━━━ Extracted data ━━━

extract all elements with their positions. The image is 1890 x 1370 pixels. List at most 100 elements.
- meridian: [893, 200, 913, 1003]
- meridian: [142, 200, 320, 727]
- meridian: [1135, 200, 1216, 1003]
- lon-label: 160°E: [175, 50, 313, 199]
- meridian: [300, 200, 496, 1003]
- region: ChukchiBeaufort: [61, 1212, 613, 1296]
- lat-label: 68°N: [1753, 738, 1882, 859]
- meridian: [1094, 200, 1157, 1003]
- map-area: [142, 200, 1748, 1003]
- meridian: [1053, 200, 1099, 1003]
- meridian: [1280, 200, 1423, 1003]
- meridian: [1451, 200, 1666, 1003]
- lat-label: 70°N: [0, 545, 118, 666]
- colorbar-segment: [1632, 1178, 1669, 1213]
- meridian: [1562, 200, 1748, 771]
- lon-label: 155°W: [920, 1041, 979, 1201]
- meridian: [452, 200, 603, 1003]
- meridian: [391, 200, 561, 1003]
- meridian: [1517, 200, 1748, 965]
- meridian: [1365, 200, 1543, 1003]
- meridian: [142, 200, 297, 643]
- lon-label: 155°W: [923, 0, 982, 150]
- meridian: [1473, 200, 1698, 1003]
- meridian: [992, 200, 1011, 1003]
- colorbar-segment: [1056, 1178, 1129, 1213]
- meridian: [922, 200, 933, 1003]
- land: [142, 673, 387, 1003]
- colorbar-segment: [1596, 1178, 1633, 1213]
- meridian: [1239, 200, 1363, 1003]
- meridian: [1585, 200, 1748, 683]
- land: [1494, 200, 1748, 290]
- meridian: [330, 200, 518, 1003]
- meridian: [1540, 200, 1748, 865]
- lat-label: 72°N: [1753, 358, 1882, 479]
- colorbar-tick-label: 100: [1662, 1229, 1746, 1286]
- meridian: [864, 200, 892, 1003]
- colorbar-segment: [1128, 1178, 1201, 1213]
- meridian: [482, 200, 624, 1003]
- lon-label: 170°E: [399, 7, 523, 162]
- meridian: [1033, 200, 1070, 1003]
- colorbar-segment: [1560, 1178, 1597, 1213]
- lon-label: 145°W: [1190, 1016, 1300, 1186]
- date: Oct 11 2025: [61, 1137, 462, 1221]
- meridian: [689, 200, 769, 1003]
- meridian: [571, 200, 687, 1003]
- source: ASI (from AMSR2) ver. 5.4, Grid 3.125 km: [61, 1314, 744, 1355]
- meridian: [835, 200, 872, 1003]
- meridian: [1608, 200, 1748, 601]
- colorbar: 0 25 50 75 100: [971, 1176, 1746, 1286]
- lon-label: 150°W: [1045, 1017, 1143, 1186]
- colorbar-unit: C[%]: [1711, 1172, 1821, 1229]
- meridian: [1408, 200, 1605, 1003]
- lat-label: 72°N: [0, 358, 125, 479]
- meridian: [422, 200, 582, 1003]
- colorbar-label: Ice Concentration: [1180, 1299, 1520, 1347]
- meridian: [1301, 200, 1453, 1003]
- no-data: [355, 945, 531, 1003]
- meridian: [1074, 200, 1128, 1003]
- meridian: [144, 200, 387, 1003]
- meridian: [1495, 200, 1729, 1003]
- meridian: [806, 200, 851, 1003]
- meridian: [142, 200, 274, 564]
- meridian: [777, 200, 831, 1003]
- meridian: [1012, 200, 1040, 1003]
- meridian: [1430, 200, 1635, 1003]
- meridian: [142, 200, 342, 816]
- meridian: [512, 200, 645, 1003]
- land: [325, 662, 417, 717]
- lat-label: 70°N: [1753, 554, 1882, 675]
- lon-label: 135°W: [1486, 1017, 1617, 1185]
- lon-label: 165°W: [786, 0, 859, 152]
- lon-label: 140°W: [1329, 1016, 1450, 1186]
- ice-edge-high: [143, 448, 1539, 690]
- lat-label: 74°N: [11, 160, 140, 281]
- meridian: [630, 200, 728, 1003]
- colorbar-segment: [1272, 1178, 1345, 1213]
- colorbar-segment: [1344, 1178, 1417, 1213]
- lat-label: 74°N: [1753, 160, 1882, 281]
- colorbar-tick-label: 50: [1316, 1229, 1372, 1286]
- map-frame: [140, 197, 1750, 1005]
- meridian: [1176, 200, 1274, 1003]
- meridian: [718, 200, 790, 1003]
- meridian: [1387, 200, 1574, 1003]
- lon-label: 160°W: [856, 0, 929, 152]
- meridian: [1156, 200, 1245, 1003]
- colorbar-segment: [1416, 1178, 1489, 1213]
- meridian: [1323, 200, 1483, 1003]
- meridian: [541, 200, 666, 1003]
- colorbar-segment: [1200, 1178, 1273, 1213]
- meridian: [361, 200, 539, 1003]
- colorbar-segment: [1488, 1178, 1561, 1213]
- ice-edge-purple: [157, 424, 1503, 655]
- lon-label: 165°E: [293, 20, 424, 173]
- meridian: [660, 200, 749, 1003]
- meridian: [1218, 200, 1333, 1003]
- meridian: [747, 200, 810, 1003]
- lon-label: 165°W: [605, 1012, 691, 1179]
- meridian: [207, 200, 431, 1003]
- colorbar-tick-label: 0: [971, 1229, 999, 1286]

━━━

The exercise | Rename every "meridian" in the items above to "longitude-line" and reproduce all the lines with nothing else changed.

Solution to this task |
extract all elements with their positions. The image is 1890 x 1370 pixels. List at most 100 elements.
- longitude-line: [893, 200, 913, 1003]
- longitude-line: [142, 200, 320, 727]
- longitude-line: [1135, 200, 1216, 1003]
- lon-label: 160°E: [175, 50, 313, 199]
- longitude-line: [300, 200, 496, 1003]
- region: ChukchiBeaufort: [61, 1212, 613, 1296]
- lat-label: 68°N: [1753, 738, 1882, 859]
- longitude-line: [1094, 200, 1157, 1003]
- map-area: [142, 200, 1748, 1003]
- longitude-line: [1053, 200, 1099, 1003]
- longitude-line: [1280, 200, 1423, 1003]
- longitude-line: [1451, 200, 1666, 1003]
- lat-label: 70°N: [0, 545, 118, 666]
- colorbar-segment: [1632, 1178, 1669, 1213]
- longitude-line: [1562, 200, 1748, 771]
- lon-label: 155°W: [920, 1041, 979, 1201]
- longitude-line: [452, 200, 603, 1003]
- longitude-line: [391, 200, 561, 1003]
- longitude-line: [1517, 200, 1748, 965]
- longitude-line: [1365, 200, 1543, 1003]
- longitude-line: [142, 200, 297, 643]
- lon-label: 155°W: [923, 0, 982, 150]
- longitude-line: [1473, 200, 1698, 1003]
- longitude-line: [992, 200, 1011, 1003]
- colorbar-segment: [1056, 1178, 1129, 1213]
- longitude-line: [922, 200, 933, 1003]
- land: [142, 673, 387, 1003]
- colorbar-segment: [1596, 1178, 1633, 1213]
- longitude-line: [1239, 200, 1363, 1003]
- longitude-line: [1585, 200, 1748, 683]
- land: [1494, 200, 1748, 290]
- longitude-line: [330, 200, 518, 1003]
- longitude-line: [1540, 200, 1748, 865]
- lat-label: 72°N: [1753, 358, 1882, 479]
- colorbar-tick-label: 100: [1662, 1229, 1746, 1286]
- longitude-line: [864, 200, 892, 1003]
- colorbar-segment: [1128, 1178, 1201, 1213]
- longitude-line: [482, 200, 624, 1003]
- lon-label: 170°E: [399, 7, 523, 162]
- longitude-line: [1033, 200, 1070, 1003]
- colorbar-segment: [1560, 1178, 1597, 1213]
- lon-label: 145°W: [1190, 1016, 1300, 1186]
- date: Oct 11 2025: [61, 1137, 462, 1221]
- longitude-line: [689, 200, 769, 1003]
- longitude-line: [571, 200, 687, 1003]
- source: ASI (from AMSR2) ver. 5.4, Grid 3.125 km: [61, 1314, 744, 1355]
- longitude-line: [835, 200, 872, 1003]
- longitude-line: [1608, 200, 1748, 601]
- colorbar: 0 25 50 75 100: [971, 1176, 1746, 1286]
- lon-label: 150°W: [1045, 1017, 1143, 1186]
- colorbar-unit: C[%]: [1711, 1172, 1821, 1229]
- longitude-line: [1408, 200, 1605, 1003]
- lat-label: 72°N: [0, 358, 125, 479]
- longitude-line: [422, 200, 582, 1003]
- colorbar-label: Ice Concentration: [1180, 1299, 1520, 1347]
- longitude-line: [1301, 200, 1453, 1003]
- no-data: [355, 945, 531, 1003]
- longitude-line: [1074, 200, 1128, 1003]
- longitude-line: [144, 200, 387, 1003]
- longitude-line: [1495, 200, 1729, 1003]
- longitude-line: [806, 200, 851, 1003]
- longitude-line: [142, 200, 274, 564]
- longitude-line: [777, 200, 831, 1003]
- longitude-line: [1012, 200, 1040, 1003]
- longitude-line: [1430, 200, 1635, 1003]
- longitude-line: [142, 200, 342, 816]
- longitude-line: [512, 200, 645, 1003]
- land: [325, 662, 417, 717]
- lat-label: 70°N: [1753, 554, 1882, 675]
- lon-label: 135°W: [1486, 1017, 1617, 1185]
- lon-label: 165°W: [786, 0, 859, 152]
- lon-label: 140°W: [1329, 1016, 1450, 1186]
- ice-edge-high: [143, 448, 1539, 690]
- lat-label: 74°N: [11, 160, 140, 281]
- longitude-line: [630, 200, 728, 1003]
- colorbar-segment: [1272, 1178, 1345, 1213]
- colorbar-segment: [1344, 1178, 1417, 1213]
- lat-label: 74°N: [1753, 160, 1882, 281]
- colorbar-tick-label: 50: [1316, 1229, 1372, 1286]
- map-frame: [140, 197, 1750, 1005]
- longitude-line: [1176, 200, 1274, 1003]
- longitude-line: [718, 200, 790, 1003]
- longitude-line: [1387, 200, 1574, 1003]
- lon-label: 160°W: [856, 0, 929, 152]
- longitude-line: [1156, 200, 1245, 1003]
- colorbar-segment: [1416, 1178, 1489, 1213]
- longitude-line: [1323, 200, 1483, 1003]
- longitude-line: [541, 200, 666, 1003]
- colorbar-segment: [1200, 1178, 1273, 1213]
- longitude-line: [361, 200, 539, 1003]
- colorbar-segment: [1488, 1178, 1561, 1213]
- ice-edge-purple: [157, 424, 1503, 655]
- lon-label: 165°E: [293, 20, 424, 173]
- longitude-line: [660, 200, 749, 1003]
- longitude-line: [1218, 200, 1333, 1003]
- longitude-line: [747, 200, 810, 1003]
- lon-label: 165°W: [605, 1012, 691, 1179]
- longitude-line: [207, 200, 431, 1003]
- colorbar-tick-label: 0: [971, 1229, 999, 1286]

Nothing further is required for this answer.